# Start of MATERIAL SHOWN
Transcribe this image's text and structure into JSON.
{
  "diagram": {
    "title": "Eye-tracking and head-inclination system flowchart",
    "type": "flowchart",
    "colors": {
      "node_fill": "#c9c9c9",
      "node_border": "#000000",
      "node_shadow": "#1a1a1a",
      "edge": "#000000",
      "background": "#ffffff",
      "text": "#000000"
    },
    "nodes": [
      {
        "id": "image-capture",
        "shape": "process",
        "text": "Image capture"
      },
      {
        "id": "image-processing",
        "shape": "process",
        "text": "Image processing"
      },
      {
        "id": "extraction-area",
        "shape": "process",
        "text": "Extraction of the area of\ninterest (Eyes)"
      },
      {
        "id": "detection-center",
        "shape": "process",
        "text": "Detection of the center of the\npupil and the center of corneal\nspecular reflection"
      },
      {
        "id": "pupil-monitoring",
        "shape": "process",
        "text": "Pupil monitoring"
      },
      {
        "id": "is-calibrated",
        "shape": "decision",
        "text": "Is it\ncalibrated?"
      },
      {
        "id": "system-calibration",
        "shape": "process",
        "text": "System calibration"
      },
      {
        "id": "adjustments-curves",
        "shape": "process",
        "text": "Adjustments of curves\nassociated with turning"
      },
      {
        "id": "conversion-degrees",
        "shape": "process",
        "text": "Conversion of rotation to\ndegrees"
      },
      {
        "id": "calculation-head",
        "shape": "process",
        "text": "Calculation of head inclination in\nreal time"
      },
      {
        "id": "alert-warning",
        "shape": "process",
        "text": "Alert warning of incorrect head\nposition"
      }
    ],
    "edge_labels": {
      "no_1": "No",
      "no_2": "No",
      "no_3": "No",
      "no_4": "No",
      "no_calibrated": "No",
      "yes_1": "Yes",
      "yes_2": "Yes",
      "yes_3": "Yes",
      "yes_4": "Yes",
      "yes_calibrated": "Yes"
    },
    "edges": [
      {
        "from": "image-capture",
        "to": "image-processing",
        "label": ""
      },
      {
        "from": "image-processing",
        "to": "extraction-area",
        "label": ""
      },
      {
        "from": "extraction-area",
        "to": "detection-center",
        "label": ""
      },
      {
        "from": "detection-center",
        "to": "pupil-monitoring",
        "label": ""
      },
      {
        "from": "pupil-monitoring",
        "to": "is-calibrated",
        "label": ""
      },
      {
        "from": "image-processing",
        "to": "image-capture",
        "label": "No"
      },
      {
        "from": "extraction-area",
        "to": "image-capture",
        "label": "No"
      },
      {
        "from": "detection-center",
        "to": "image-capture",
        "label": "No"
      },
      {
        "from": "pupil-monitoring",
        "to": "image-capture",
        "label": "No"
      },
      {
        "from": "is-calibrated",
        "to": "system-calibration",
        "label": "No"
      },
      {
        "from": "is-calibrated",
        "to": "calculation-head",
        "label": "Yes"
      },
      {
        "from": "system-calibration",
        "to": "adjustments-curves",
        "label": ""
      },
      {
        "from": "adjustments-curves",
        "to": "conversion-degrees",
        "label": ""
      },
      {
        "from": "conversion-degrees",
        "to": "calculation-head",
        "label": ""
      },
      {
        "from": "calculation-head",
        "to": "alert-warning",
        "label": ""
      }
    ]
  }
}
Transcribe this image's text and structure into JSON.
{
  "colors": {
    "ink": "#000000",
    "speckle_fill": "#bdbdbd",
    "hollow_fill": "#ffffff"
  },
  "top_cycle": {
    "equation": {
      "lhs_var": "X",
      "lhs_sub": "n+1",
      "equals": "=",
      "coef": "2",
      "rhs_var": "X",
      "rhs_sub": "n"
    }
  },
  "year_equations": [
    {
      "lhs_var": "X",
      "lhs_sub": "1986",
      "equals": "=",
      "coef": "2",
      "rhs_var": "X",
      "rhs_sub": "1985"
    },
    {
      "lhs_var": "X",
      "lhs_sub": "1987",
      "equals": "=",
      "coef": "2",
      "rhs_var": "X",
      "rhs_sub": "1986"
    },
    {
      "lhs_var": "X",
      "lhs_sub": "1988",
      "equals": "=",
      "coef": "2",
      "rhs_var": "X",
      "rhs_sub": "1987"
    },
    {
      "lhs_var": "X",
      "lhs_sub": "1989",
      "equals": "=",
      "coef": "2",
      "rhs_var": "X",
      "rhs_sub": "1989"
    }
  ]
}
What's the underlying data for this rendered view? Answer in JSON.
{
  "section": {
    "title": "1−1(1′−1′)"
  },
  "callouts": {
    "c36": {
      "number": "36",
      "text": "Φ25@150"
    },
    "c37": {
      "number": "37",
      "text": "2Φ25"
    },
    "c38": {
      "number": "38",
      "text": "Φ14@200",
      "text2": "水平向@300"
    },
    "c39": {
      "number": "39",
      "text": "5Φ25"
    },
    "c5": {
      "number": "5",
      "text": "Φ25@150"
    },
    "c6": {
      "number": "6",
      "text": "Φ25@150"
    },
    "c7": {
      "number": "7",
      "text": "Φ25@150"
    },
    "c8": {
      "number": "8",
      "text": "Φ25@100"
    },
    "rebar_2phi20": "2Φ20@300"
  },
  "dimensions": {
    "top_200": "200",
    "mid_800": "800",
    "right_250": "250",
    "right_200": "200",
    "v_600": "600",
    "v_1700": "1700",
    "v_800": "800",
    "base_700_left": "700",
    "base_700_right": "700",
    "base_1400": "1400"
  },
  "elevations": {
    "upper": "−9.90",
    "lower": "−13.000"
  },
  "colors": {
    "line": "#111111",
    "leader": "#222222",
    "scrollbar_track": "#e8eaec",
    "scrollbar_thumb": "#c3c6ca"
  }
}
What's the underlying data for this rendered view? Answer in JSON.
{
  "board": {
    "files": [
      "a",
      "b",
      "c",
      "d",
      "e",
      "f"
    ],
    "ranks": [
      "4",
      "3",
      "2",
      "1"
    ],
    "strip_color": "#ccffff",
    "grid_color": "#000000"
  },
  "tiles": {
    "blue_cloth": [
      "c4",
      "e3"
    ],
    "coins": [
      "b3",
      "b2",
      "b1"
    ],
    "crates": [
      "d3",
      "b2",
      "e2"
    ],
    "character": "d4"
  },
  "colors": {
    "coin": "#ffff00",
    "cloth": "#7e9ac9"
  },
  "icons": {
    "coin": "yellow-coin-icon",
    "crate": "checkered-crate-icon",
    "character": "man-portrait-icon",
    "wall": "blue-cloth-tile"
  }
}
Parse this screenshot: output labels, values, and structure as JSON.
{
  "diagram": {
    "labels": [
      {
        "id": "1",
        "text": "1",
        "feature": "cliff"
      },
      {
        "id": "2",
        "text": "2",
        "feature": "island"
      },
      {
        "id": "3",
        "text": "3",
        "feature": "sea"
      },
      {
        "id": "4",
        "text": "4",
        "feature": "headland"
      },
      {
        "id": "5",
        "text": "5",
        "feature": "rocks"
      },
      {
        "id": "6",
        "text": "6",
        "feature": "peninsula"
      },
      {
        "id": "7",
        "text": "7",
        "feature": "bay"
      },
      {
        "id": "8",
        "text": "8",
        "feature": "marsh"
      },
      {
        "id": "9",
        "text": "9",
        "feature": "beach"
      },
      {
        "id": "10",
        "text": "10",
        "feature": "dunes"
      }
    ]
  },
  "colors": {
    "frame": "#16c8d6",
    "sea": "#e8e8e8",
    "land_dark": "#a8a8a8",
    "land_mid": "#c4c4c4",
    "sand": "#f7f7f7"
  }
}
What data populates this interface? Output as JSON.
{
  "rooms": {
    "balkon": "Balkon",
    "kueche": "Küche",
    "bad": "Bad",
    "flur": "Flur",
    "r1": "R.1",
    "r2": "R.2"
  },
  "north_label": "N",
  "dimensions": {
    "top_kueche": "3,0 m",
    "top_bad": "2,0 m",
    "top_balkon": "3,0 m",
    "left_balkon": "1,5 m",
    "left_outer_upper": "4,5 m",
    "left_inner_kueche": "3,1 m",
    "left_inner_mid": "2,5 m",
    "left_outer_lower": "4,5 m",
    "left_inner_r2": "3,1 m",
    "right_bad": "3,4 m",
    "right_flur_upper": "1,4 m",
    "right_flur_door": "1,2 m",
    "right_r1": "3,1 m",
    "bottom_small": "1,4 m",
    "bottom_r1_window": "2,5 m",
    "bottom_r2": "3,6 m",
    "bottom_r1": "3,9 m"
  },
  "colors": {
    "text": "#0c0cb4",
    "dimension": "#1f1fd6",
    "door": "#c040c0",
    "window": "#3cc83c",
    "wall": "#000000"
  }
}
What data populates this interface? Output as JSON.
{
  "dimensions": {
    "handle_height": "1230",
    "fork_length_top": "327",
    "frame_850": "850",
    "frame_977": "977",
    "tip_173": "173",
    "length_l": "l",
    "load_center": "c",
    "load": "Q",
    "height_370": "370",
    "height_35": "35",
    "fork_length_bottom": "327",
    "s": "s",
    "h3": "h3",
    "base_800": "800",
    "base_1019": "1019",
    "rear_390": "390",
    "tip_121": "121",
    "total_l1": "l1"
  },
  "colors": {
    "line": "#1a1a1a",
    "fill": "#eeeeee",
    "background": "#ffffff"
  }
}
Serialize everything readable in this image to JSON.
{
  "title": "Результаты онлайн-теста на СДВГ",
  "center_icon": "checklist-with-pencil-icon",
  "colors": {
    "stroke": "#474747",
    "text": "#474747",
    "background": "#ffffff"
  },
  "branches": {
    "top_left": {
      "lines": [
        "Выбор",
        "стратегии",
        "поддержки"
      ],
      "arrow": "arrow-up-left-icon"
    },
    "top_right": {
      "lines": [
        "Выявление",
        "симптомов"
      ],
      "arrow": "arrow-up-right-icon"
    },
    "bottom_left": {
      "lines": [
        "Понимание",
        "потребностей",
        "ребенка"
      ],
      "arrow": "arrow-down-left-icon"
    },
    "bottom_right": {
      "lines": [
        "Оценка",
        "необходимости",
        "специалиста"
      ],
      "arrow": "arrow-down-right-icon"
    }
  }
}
# End of MATERIAL SHOWN
◆ **GIVEN PROBLEM**: Keep only the lines from the one containing "Serialize everything readable" to the end of the entries, and repeat them exactly.

◆ **REPLY**:
Serialize everything readable in this image to JSON.
{
  "title": "Результаты онлайн-теста на СДВГ",
  "center_icon": "checklist-with-pencil-icon",
  "colors": {
    "stroke": "#474747",
    "text": "#474747",
    "background": "#ffffff"
  },
  "branches": {
    "top_left": {
      "lines": [
        "Выбор",
        "стратегии",
        "поддержки"
      ],
      "arrow": "arrow-up-left-icon"
    },
    "top_right": {
      "lines": [
        "Выявление",
        "симптомов"
      ],
      "arrow": "arrow-up-right-icon"
    },
    "bottom_left": {
      "lines": [
        "Понимание",
        "потребностей",
        "ребенка"
      ],
      "arrow": "arrow-down-left-icon"
    },
    "bottom_right": {
      "lines": [
        "Оценка",
        "необходимости",
        "специалиста"
      ],
      "arrow": "arrow-down-right-icon"
    }
  }
}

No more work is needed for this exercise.